- **Task prompt**: Go through the material below and report how many lines contain "page". Give only the number.

□ □ □ □ □

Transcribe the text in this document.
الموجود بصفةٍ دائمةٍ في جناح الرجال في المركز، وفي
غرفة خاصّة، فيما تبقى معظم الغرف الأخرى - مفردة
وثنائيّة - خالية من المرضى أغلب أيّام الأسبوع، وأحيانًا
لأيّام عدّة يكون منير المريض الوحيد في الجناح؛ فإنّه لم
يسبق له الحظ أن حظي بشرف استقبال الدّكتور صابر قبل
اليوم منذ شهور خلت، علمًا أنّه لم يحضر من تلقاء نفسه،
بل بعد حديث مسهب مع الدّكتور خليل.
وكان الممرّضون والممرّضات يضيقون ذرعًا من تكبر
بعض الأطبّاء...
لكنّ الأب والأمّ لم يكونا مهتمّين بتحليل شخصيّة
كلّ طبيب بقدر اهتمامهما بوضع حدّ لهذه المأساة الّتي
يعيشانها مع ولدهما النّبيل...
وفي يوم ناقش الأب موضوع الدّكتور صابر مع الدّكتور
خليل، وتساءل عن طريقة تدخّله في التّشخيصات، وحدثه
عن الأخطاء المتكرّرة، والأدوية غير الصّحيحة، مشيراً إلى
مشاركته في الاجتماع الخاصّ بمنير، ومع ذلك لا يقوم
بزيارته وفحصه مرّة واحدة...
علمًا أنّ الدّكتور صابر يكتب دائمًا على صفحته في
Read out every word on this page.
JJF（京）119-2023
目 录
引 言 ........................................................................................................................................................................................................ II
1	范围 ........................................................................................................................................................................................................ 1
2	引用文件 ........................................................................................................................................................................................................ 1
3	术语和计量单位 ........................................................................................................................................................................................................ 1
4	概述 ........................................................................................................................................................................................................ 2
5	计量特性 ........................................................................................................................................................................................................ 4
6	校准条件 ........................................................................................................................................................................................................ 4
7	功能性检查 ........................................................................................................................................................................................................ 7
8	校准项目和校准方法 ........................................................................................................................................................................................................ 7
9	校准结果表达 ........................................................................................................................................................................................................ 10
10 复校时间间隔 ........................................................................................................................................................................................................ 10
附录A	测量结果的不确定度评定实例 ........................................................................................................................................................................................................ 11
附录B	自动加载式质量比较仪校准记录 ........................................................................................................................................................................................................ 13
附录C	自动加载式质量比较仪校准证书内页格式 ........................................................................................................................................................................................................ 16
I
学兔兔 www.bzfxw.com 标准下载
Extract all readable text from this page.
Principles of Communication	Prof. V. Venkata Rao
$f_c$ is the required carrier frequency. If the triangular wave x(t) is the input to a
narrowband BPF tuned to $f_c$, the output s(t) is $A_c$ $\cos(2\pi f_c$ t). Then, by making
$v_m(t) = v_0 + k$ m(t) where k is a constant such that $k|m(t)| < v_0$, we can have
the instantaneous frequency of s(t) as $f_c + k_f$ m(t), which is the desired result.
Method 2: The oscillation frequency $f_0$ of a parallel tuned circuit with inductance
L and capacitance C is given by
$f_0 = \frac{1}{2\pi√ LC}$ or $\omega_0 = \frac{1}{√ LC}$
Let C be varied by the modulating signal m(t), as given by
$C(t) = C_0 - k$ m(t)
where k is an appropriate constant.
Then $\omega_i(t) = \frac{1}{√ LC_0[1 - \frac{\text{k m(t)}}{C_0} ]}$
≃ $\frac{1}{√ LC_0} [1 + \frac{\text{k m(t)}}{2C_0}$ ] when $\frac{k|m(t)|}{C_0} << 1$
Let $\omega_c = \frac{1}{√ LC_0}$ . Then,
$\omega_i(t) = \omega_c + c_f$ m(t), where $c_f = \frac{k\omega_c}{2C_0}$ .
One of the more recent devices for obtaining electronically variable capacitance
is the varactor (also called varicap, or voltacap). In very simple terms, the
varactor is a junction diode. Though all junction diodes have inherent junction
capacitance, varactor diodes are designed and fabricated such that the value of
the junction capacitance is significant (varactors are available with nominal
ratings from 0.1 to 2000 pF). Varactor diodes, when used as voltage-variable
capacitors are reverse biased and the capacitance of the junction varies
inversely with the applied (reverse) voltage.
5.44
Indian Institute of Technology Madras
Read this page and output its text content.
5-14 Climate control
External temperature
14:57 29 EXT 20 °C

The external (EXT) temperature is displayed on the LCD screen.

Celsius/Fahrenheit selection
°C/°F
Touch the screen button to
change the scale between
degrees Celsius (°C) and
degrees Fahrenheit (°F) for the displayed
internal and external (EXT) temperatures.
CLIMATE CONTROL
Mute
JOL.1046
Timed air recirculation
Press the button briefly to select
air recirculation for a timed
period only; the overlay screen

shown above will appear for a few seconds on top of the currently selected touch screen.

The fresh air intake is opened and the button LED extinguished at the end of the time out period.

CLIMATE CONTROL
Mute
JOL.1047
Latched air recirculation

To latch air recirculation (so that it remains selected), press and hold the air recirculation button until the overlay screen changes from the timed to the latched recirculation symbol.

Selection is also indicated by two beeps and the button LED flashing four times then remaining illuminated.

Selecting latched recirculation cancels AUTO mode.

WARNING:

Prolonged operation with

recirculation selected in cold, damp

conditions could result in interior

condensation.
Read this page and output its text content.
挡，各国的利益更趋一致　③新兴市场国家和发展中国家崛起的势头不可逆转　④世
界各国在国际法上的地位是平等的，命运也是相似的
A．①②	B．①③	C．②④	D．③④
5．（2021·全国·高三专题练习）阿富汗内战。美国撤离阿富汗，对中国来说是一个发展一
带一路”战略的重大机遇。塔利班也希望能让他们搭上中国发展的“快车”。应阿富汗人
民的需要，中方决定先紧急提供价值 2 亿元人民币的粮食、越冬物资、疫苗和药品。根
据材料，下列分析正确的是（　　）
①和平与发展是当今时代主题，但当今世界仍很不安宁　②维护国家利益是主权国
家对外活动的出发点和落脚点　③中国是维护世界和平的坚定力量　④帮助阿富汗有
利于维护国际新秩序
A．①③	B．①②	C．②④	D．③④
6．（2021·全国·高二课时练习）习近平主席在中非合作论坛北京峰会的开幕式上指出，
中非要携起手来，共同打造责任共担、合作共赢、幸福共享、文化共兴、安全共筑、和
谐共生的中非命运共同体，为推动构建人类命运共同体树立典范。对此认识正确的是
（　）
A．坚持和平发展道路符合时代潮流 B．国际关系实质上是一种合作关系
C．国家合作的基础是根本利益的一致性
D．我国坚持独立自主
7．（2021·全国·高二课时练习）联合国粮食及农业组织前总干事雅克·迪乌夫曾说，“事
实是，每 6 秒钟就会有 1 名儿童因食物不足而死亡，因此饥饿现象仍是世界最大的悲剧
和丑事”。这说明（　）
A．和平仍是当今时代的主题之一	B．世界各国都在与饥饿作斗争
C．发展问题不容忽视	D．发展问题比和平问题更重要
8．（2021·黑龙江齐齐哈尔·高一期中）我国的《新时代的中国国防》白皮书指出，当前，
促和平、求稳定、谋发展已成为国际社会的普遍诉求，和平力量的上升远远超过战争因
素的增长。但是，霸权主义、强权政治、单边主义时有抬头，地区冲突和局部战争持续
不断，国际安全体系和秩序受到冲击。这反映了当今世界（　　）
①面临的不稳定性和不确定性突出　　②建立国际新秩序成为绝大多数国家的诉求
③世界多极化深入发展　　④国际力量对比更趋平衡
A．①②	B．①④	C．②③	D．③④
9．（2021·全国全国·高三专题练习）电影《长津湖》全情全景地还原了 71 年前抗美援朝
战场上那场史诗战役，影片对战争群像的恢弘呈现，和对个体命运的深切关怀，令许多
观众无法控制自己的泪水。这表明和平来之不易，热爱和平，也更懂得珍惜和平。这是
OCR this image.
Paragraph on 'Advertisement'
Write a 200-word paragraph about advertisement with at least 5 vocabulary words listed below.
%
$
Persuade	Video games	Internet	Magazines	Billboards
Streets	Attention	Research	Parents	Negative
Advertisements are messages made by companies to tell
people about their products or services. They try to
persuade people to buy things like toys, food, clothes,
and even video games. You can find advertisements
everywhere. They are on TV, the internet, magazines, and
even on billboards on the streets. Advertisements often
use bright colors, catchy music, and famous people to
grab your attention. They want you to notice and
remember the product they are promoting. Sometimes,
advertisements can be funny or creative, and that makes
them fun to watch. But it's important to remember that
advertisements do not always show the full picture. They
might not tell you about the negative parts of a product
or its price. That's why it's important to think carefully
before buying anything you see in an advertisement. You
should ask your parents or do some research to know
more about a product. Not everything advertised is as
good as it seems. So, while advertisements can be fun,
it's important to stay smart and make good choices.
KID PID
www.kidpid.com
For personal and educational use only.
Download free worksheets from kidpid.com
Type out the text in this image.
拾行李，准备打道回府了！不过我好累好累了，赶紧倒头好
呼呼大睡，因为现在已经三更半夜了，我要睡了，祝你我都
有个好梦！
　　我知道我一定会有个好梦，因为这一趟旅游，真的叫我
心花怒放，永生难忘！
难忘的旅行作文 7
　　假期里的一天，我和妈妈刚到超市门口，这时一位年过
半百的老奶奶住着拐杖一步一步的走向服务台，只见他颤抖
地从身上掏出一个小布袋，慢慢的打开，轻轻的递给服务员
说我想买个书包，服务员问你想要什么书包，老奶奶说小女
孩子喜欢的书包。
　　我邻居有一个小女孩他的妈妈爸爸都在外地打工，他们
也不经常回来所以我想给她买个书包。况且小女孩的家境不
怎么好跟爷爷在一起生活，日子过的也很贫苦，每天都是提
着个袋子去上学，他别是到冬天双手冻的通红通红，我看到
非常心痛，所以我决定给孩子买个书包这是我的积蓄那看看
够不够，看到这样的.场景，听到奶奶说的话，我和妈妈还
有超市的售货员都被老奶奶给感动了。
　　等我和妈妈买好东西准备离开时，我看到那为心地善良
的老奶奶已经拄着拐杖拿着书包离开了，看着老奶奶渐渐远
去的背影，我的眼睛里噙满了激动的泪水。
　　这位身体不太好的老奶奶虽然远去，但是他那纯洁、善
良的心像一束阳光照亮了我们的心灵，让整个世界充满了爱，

□ □ □ □ □

- **Task result**: 4